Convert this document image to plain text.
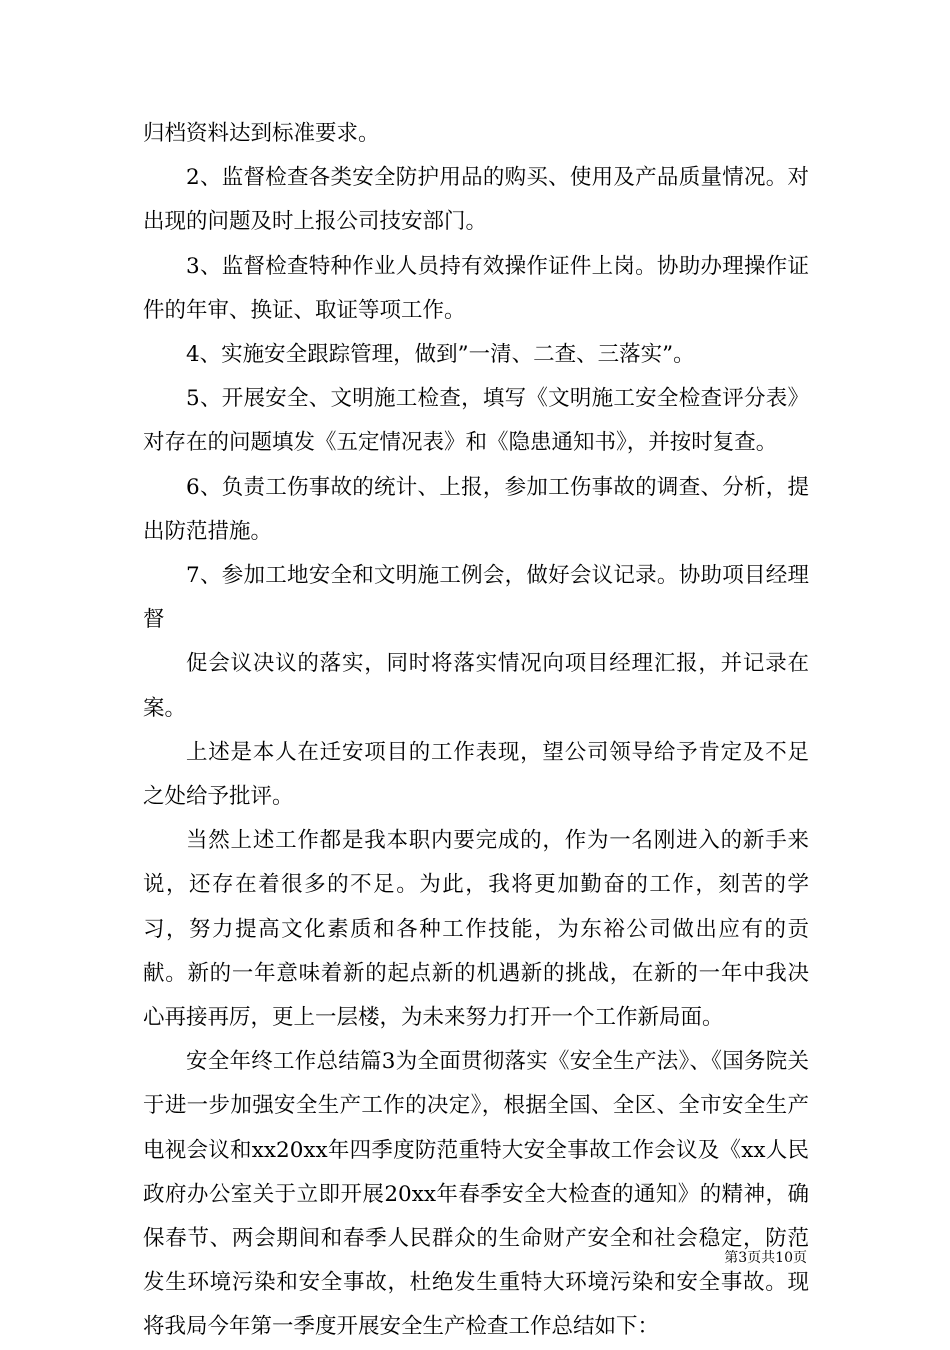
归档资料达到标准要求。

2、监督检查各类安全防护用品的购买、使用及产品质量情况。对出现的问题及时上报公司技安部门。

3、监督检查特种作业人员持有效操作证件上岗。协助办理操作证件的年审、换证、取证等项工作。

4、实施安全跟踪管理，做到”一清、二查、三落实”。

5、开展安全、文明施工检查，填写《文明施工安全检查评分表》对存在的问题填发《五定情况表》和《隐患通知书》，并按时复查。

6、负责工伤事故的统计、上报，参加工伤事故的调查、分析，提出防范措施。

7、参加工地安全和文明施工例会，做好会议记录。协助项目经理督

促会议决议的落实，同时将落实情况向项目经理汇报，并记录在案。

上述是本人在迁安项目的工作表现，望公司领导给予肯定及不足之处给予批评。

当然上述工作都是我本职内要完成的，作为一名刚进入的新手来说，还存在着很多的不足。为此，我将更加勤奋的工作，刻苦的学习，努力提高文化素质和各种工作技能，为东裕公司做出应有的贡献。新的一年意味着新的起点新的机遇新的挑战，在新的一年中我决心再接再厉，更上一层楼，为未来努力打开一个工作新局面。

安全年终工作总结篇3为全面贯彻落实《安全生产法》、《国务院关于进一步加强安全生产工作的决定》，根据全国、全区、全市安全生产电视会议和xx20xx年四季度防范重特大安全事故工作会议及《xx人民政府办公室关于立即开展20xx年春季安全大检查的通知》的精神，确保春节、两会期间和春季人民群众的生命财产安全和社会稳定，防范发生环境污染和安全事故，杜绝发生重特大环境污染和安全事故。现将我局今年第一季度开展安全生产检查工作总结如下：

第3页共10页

────────────────

Pictures are excluded; copy every other part of the records exactly.

» **RESPONSE TO THIS EXERCISE**
Convert this document image to plain text.
归档资料达到标准要求。

2、监督检查各类安全防护用品的购买、使用及产品质量情况。对出现的问题及时上报公司技安部门。

3、监督检查特种作业人员持有效操作证件上岗。协助办理操作证件的年审、换证、取证等项工作。

4、实施安全跟踪管理，做到”一清、二查、三落实”。

5、开展安全、文明施工检查，填写《文明施工安全检查评分表》对存在的问题填发《五定情况表》和《隐患通知书》，并按时复查。

6、负责工伤事故的统计、上报，参加工伤事故的调查、分析，提出防范措施。

7、参加工地安全和文明施工例会，做好会议记录。协助项目经理督

促会议决议的落实，同时将落实情况向项目经理汇报，并记录在案。

上述是本人在迁安项目的工作表现，望公司领导给予肯定及不足之处给予批评。

当然上述工作都是我本职内要完成的，作为一名刚进入的新手来说，还存在着很多的不足。为此，我将更加勤奋的工作，刻苦的学习，努力提高文化素质和各种工作技能，为东裕公司做出应有的贡献。新的一年意味着新的起点新的机遇新的挑战，在新的一年中我决心再接再厉，更上一层楼，为未来努力打开一个工作新局面。

安全年终工作总结篇3为全面贯彻落实《安全生产法》、《国务院关于进一步加强安全生产工作的决定》，根据全国、全区、全市安全生产电视会议和xx20xx年四季度防范重特大安全事故工作会议及《xx人民政府办公室关于立即开展20xx年春季安全大检查的通知》的精神，确保春节、两会期间和春季人民群众的生命财产安全和社会稳定，防范发生环境污染和安全事故，杜绝发生重特大环境污染和安全事故。现将我局今年第一季度开展安全生产检查工作总结如下：

第3页共10页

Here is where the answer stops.